What is required — Go through the listing beneath this task and return every line that carries the string "dokonać".

Input data —
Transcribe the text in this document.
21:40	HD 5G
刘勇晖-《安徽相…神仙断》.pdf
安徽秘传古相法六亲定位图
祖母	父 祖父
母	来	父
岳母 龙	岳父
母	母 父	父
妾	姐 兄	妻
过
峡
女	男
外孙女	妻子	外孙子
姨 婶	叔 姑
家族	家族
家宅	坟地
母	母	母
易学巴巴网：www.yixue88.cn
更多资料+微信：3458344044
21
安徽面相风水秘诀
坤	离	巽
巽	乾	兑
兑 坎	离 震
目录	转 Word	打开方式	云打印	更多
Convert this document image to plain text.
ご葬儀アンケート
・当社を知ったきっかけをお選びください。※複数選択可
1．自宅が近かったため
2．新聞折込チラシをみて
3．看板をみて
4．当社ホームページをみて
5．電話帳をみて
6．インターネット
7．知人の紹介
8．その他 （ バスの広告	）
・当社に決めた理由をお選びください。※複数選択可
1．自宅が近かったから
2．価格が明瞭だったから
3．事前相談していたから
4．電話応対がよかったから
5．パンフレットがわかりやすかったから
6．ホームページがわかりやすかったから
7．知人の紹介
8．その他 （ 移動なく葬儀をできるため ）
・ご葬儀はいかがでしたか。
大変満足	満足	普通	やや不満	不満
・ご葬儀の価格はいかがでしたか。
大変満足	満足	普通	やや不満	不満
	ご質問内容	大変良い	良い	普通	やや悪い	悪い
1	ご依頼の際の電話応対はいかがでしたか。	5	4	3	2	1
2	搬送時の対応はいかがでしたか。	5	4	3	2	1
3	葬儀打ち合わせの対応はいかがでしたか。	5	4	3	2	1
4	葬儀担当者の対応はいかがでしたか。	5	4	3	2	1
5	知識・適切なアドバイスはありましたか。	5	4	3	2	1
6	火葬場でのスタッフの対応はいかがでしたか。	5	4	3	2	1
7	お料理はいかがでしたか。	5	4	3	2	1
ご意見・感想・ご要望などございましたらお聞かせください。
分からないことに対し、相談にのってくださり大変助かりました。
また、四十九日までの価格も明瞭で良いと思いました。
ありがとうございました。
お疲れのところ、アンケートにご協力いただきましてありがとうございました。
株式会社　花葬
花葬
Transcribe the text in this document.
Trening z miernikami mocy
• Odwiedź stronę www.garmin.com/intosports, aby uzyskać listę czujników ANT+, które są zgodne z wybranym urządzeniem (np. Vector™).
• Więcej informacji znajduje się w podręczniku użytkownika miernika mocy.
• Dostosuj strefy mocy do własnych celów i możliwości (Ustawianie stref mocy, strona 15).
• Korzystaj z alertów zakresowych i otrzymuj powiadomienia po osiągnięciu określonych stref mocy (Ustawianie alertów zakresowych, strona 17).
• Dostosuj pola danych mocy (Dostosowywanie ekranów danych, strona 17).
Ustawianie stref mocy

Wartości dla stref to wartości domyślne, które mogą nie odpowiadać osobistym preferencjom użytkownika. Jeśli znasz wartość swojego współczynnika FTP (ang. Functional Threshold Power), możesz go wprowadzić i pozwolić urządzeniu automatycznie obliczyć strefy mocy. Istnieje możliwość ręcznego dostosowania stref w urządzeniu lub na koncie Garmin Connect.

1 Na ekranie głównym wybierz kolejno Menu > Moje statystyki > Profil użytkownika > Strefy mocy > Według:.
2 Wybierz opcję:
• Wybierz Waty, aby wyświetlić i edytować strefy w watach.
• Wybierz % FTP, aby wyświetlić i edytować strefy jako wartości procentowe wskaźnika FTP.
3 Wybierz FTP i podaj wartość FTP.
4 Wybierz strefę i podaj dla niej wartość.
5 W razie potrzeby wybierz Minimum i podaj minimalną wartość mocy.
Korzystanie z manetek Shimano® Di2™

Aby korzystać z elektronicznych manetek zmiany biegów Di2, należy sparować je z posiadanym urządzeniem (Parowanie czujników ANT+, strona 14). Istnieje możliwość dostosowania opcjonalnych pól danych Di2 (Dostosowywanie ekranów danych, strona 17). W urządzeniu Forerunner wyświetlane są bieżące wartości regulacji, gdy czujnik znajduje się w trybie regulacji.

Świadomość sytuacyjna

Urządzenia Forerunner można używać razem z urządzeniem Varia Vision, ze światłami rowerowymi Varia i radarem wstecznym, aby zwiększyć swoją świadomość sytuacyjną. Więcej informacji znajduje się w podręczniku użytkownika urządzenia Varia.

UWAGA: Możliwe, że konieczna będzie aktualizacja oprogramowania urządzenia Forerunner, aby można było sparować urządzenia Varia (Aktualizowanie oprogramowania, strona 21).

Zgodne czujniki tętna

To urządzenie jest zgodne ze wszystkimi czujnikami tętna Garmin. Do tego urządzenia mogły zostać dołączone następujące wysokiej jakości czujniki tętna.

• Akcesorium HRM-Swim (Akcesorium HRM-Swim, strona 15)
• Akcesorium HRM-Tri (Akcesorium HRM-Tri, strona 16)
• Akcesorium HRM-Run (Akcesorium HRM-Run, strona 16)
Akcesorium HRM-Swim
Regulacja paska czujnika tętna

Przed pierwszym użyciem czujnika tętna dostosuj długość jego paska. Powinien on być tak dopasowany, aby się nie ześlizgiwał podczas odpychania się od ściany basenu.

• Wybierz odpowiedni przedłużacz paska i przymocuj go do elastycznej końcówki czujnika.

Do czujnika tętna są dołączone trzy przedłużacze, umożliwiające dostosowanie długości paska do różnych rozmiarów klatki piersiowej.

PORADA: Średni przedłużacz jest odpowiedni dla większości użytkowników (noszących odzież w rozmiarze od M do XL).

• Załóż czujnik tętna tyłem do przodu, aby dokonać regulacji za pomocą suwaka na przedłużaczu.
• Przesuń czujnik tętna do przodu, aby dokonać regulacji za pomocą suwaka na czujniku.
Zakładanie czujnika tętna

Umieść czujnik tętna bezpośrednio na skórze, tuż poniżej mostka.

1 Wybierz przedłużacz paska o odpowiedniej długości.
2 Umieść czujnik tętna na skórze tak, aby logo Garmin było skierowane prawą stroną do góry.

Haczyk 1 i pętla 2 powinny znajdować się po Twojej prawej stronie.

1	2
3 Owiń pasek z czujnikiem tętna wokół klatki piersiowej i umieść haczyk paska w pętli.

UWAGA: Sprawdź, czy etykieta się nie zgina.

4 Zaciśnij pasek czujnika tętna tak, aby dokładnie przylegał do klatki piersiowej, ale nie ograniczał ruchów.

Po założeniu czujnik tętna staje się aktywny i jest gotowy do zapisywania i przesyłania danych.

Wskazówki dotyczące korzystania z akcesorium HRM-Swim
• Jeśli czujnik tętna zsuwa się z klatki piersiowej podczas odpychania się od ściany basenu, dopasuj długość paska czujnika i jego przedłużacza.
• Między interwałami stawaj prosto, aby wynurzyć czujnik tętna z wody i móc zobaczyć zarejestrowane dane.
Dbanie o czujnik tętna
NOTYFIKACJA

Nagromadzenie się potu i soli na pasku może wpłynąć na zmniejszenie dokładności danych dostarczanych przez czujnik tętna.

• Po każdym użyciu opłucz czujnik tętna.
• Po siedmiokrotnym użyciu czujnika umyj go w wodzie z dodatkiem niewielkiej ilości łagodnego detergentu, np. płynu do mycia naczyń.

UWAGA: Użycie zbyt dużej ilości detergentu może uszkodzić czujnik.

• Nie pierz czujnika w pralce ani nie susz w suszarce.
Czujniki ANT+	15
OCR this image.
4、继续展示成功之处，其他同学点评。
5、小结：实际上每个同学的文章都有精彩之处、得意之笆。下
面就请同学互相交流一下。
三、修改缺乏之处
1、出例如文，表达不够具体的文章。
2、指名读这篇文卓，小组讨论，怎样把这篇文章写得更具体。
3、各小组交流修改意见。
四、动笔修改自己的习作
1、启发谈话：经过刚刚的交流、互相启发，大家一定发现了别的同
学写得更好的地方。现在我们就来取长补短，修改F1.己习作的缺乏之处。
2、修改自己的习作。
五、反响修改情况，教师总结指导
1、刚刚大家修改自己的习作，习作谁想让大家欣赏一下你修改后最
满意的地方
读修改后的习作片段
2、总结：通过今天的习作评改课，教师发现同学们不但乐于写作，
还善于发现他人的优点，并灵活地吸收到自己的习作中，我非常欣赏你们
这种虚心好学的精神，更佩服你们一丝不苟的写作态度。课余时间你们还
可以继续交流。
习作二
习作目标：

Solution for this task —
• Załóż czujnik tętna tyłem do przodu, aby dokonać regulacji za pomocą suwaka na przedłużaczu.
• Przesuń czujnik tętna do przodu, aby dokonać regulacji za pomocą suwaka na czujniku.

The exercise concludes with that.